TASK DETAILS:
In the listing below, find every line containing "full" and copy it out.

DATA IN THIS EXERCISE:

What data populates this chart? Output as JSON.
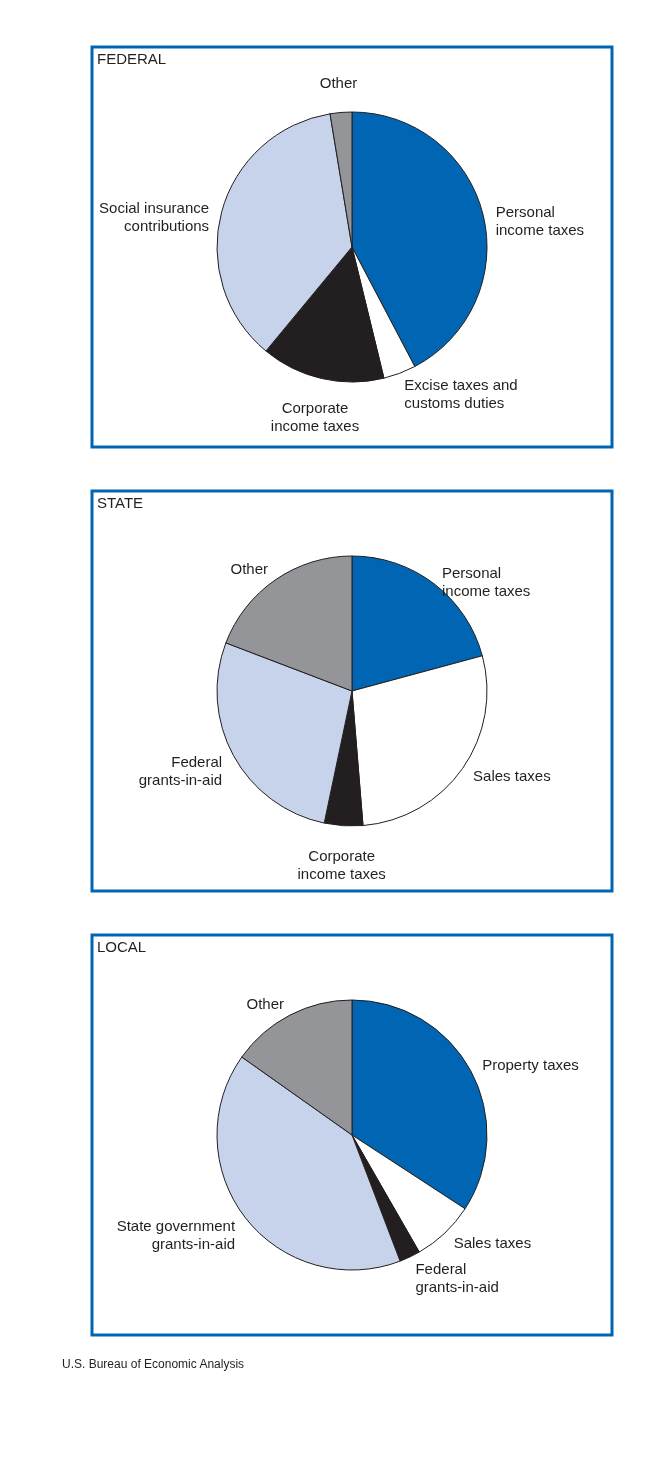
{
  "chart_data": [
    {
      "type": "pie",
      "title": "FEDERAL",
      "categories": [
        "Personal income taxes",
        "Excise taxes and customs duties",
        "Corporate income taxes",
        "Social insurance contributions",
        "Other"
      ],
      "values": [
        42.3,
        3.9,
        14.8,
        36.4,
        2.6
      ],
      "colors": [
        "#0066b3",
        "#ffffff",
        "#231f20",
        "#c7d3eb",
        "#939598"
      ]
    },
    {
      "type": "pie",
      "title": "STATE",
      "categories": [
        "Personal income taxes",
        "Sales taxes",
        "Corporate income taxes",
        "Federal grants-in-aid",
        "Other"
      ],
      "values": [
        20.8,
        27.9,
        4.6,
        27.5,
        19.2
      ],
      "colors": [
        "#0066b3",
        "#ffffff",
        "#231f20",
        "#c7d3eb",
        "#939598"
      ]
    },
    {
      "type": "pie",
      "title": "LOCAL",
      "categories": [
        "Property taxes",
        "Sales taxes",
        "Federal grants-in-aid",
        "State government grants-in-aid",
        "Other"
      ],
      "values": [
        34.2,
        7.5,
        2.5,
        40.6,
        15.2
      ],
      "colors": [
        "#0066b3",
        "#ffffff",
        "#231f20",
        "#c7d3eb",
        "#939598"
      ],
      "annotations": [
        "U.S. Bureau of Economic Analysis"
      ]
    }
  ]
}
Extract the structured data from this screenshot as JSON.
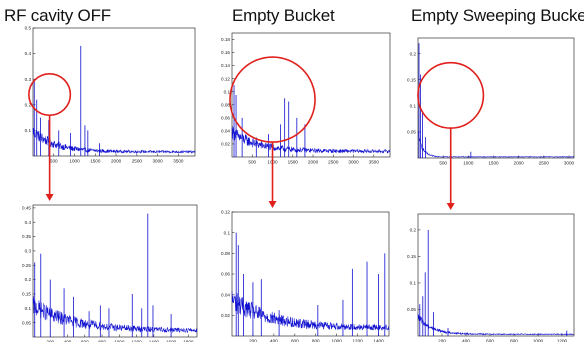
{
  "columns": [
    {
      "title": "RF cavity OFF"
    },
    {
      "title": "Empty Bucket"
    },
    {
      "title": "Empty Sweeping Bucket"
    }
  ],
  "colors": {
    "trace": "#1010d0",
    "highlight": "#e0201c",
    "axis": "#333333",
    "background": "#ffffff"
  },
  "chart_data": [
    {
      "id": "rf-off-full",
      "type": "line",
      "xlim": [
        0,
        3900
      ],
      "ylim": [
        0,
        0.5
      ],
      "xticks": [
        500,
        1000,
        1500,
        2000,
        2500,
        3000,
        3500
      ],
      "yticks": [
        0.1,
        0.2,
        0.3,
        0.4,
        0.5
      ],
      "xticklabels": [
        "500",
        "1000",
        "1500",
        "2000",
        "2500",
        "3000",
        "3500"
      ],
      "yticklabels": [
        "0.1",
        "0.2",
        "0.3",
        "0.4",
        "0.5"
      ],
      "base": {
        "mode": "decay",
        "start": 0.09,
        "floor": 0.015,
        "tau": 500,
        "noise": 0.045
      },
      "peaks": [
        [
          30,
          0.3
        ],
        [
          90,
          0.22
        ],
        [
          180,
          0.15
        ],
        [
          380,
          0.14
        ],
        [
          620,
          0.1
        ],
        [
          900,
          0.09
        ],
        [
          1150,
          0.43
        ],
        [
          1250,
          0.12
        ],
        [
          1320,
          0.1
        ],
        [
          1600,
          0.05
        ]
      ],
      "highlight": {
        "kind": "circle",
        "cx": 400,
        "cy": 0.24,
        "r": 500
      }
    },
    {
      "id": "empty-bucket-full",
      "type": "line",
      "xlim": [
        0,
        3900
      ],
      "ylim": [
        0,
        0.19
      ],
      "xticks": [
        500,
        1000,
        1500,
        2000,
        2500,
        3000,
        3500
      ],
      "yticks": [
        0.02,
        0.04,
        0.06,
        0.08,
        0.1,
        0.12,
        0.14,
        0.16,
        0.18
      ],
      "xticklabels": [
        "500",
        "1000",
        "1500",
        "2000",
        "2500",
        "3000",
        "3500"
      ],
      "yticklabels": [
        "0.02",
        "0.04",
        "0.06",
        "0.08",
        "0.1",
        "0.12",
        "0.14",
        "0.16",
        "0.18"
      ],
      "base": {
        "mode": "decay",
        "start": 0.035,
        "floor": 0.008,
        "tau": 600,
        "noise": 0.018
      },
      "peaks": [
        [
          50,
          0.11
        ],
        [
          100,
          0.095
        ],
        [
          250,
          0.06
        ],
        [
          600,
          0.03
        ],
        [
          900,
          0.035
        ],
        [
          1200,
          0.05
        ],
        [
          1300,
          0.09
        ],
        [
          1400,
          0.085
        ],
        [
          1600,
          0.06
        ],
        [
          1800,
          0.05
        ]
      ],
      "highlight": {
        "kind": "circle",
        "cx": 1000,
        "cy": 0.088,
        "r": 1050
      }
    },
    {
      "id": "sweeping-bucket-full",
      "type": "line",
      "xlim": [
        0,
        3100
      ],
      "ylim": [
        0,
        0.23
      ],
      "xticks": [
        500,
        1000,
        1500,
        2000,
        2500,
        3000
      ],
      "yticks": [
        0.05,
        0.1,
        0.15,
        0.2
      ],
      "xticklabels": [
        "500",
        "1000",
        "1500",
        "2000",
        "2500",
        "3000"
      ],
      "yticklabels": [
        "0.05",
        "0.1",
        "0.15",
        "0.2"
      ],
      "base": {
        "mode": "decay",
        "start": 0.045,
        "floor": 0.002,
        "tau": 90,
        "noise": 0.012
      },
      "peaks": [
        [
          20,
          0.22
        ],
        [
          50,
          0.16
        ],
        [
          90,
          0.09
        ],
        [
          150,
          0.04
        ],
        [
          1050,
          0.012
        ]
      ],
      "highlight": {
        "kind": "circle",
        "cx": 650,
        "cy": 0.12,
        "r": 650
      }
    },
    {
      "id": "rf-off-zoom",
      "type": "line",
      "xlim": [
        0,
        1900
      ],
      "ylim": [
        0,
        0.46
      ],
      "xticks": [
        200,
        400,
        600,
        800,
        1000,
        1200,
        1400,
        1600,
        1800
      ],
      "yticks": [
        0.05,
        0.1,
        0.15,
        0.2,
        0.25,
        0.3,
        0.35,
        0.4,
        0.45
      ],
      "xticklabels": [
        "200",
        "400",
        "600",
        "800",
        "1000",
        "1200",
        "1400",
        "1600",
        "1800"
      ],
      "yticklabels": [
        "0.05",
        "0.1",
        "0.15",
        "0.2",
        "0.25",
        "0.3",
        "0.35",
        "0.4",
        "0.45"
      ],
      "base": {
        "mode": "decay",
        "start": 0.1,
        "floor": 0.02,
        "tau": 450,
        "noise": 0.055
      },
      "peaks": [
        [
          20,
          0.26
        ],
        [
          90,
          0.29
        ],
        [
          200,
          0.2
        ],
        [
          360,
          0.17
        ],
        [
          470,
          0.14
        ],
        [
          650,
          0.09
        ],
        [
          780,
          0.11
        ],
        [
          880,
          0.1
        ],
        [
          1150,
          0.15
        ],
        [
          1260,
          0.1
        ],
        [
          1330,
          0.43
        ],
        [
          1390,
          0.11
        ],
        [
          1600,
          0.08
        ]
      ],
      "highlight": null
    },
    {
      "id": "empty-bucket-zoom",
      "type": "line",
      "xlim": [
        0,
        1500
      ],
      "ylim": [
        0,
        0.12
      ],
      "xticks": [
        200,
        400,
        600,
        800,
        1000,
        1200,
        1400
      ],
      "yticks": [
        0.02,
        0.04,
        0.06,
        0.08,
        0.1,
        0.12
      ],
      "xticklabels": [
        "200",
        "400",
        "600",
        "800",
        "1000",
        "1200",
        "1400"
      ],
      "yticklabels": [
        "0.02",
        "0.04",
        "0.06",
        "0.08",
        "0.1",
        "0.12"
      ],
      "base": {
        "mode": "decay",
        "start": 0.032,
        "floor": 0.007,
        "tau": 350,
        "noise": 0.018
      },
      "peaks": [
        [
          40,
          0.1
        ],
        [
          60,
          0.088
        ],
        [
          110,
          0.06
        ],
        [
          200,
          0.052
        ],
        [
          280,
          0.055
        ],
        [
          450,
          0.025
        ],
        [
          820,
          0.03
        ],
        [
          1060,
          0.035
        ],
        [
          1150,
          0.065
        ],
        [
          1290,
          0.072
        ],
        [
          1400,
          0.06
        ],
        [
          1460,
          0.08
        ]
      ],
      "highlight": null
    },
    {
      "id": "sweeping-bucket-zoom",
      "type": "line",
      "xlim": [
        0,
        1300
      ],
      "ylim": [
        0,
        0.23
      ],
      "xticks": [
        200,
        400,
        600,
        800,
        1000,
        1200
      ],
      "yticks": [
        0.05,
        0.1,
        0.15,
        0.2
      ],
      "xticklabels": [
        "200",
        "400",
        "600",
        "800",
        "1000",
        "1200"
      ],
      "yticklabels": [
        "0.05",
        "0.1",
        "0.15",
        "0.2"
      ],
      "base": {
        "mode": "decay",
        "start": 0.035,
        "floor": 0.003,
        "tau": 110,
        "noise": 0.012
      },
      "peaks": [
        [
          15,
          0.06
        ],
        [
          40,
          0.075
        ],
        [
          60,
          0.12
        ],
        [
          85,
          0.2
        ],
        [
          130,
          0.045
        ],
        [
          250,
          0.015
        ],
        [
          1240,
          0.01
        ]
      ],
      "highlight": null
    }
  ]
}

RESPONSE BELOW:
      "id": "rf-off-full",
      "id": "empty-bucket-full",
      "id": "sweeping-bucket-full",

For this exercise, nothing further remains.